▸ WHAT YOU SHOULD DO:
Type out all the records word for word. Any pictures are to be left out.

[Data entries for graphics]
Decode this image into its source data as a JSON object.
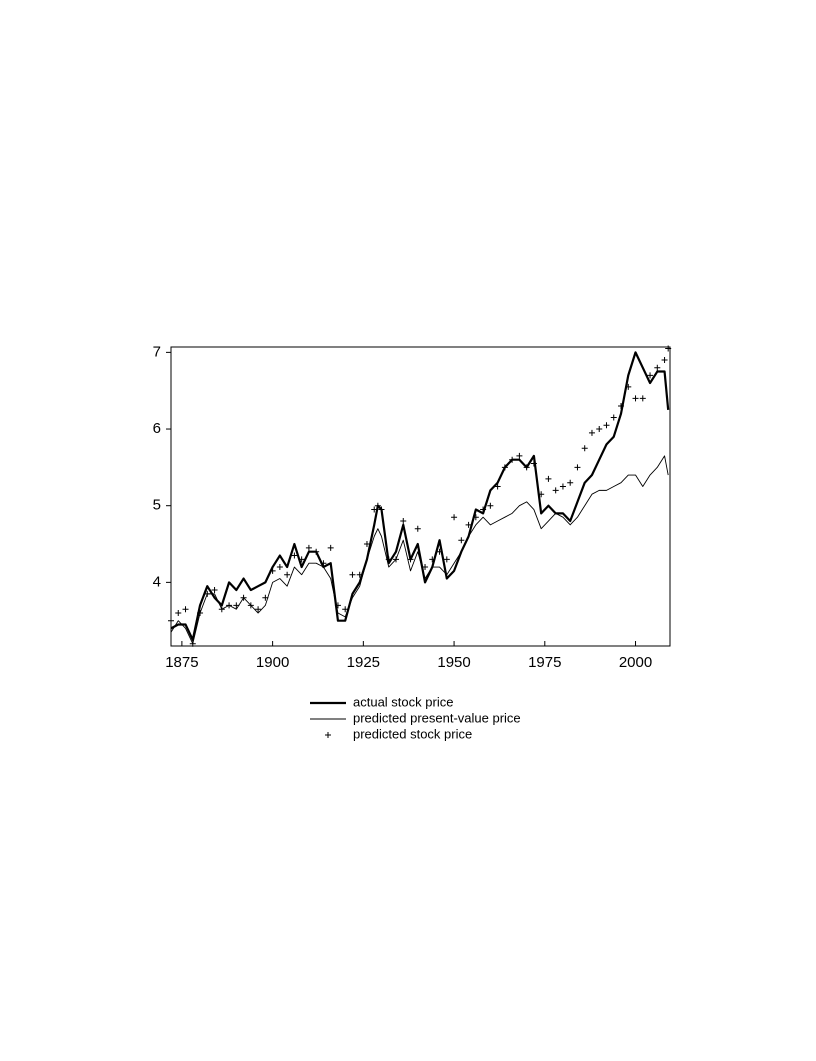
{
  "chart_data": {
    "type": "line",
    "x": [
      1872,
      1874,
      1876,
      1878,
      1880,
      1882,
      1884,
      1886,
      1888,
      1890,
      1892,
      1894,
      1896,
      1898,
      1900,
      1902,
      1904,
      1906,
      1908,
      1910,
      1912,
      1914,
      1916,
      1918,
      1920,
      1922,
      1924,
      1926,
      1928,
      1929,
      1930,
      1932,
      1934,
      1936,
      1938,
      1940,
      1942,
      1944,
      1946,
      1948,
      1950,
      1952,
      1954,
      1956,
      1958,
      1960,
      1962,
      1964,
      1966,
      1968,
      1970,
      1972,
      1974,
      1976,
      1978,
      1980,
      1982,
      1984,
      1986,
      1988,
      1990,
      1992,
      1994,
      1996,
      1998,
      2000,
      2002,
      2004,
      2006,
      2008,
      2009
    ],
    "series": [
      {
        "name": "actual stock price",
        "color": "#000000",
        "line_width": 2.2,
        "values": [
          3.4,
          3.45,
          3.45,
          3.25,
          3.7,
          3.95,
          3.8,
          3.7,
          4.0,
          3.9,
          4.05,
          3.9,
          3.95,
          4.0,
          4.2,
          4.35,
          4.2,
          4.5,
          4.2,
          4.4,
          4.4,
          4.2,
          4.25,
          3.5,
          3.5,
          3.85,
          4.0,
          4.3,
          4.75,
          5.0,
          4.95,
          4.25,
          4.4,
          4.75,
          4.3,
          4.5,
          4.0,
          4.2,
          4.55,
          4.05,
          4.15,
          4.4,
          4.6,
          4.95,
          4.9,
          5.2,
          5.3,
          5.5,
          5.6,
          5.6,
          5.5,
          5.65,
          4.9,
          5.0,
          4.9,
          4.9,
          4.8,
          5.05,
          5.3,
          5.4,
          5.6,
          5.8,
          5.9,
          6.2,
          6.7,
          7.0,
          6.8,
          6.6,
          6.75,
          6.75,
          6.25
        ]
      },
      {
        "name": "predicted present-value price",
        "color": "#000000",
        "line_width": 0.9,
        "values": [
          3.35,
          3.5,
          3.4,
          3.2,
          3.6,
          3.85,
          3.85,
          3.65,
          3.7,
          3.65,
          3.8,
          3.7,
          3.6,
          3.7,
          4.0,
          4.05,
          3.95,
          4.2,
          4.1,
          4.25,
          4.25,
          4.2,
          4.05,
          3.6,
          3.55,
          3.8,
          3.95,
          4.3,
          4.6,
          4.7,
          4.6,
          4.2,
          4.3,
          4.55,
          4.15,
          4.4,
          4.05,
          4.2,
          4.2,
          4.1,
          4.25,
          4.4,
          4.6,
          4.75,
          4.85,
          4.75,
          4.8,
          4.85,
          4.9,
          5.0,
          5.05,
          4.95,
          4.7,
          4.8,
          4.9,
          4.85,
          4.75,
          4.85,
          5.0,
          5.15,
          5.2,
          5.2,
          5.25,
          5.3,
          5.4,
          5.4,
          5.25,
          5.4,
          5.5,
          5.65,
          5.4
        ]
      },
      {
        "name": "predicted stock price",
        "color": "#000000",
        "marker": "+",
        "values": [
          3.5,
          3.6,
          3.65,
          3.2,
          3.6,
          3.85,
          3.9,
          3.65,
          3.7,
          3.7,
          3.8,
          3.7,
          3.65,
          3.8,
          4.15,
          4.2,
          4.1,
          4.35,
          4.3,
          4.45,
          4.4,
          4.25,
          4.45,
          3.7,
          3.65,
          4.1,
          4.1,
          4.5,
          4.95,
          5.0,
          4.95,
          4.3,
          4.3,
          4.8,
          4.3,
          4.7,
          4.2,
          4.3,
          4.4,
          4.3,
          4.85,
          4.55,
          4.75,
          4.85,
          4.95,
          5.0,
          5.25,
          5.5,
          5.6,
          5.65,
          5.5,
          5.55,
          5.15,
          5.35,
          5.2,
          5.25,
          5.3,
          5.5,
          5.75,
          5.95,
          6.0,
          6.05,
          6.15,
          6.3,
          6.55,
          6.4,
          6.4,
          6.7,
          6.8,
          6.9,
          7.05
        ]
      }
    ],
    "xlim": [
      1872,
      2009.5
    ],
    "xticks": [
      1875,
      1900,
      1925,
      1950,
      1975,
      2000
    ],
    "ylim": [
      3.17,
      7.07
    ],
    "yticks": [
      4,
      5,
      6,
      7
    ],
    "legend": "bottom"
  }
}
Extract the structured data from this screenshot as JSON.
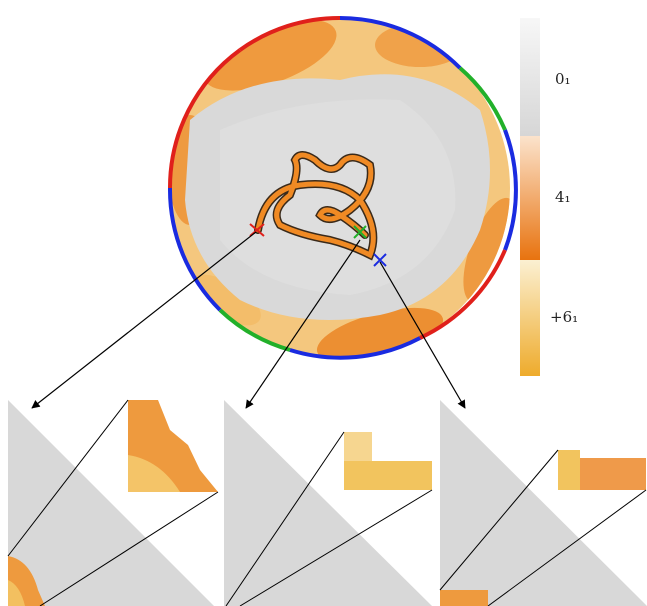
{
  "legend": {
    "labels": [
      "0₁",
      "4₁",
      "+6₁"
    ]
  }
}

▸ FULL OUTPUT:
Decode this image into its source data as a JSON object.
{
  "chart_data": {
    "type": "line",
    "x": [
      1872,
      1874,
      1876,
      1878,
      1880,
      1882,
      1884,
      1886,
      1888,
      1890,
      1892,
      1894,
      1896,
      1898,
      1900,
      1902,
      1904,
      1906,
      1908,
      1910,
      1912,
      1914,
      1916,
      1918,
      1920,
      1922,
      1924,
      1926,
      1928,
      1929,
      1930,
      1932,
      1934,
      1936,
      1938,
      1940,
      1942,
      1944,
      1946,
      1948,
      1950,
      1952,
      1954,
      1956,
      1958,
      1960,
      1962,
      1964,
      1966,
      1968,
      1970,
      1972,
      1974,
      1976,
      1978,
      1980,
      1982,
      1984,
      1986,
      1988,
      1990,
      1992,
      1994,
      1996,
      1998,
      2000,
      2002,
      2004,
      2006,
      2008,
      2009
    ],
    "series": [
      {
        "name": "actual stock price",
        "color": "#000000",
        "line_width": 2.2,
        "values": [
          3.4,
          3.45,
          3.45,
          3.25,
          3.7,
          3.95,
          3.8,
          3.7,
          4.0,
          3.9,
          4.05,
          3.9,
          3.95,
          4.0,
          4.2,
          4.35,
          4.2,
          4.5,
          4.2,
          4.4,
          4.4,
          4.2,
          4.25,
          3.5,
          3.5,
          3.85,
          4.0,
          4.3,
          4.75,
          5.0,
          4.95,
          4.25,
          4.4,
          4.75,
          4.3,
          4.5,
          4.0,
          4.2,
          4.55,
          4.05,
          4.15,
          4.4,
          4.6,
          4.95,
          4.9,
          5.2,
          5.3,
          5.5,
          5.6,
          5.6,
          5.5,
          5.65,
          4.9,
          5.0,
          4.9,
          4.9,
          4.8,
          5.05,
          5.3,
          5.4,
          5.6,
          5.8,
          5.9,
          6.2,
          6.7,
          7.0,
          6.8,
          6.6,
          6.75,
          6.75,
          6.25
        ]
      },
      {
        "name": "predicted present-value price",
        "color": "#000000",
        "line_width": 0.9,
        "values": [
          3.35,
          3.5,
          3.4,
          3.2,
          3.6,
          3.85,
          3.85,
          3.65,
          3.7,
          3.65,
          3.8,
          3.7,
          3.6,
          3.7,
          4.0,
          4.05,
          3.95,
          4.2,
          4.1,
          4.25,
          4.25,
          4.2,
          4.05,
          3.6,
          3.55,
          3.8,
          3.95,
          4.3,
          4.6,
          4.7,
          4.6,
          4.2,
          4.3,
          4.55,
          4.15,
          4.4,
          4.05,
          4.2,
          4.2,
          4.1,
          4.25,
          4.4,
          4.6,
          4.75,
          4.85,
          4.75,
          4.8,
          4.85,
          4.9,
          5.0,
          5.05,
          4.95,
          4.7,
          4.8,
          4.9,
          4.85,
          4.75,
          4.85,
          5.0,
          5.15,
          5.2,
          5.2,
          5.25,
          5.3,
          5.4,
          5.4,
          5.25,
          5.4,
          5.5,
          5.65,
          5.4
        ]
      },
      {
        "name": "predicted stock price",
        "color": "#000000",
        "marker": "+",
        "values": [
          3.5,
          3.6,
          3.65,
          3.2,
          3.6,
          3.85,
          3.9,
          3.65,
          3.7,
          3.7,
          3.8,
          3.7,
          3.65,
          3.8,
          4.15,
          4.2,
          4.1,
          4.35,
          4.3,
          4.45,
          4.4,
          4.25,
          4.45,
          3.7,
          3.65,
          4.1,
          4.1,
          4.5,
          4.95,
          5.0,
          4.95,
          4.3,
          4.3,
          4.8,
          4.3,
          4.7,
          4.2,
          4.3,
          4.4,
          4.3,
          4.85,
          4.55,
          4.75,
          4.85,
          4.95,
          5.0,
          5.25,
          5.5,
          5.6,
          5.65,
          5.5,
          5.55,
          5.15,
          5.35,
          5.2,
          5.25,
          5.3,
          5.5,
          5.75,
          5.95,
          6.0,
          6.05,
          6.15,
          6.3,
          6.55,
          6.4,
          6.4,
          6.7,
          6.8,
          6.9,
          7.05
        ]
      }
    ],
    "xlim": [
      1872,
      2009.5
    ],
    "xticks": [
      1875,
      1900,
      1925,
      1950,
      1975,
      2000
    ],
    "ylim": [
      3.17,
      7.07
    ],
    "yticks": [
      4,
      5,
      6,
      7
    ],
    "legend": "bottom"
  }
}
Extract the structured data from this screenshot as JSON.
{
  "legend": {
    "labels": [
      "0₁",
      "4₁",
      "+6₁"
    ]
  }
}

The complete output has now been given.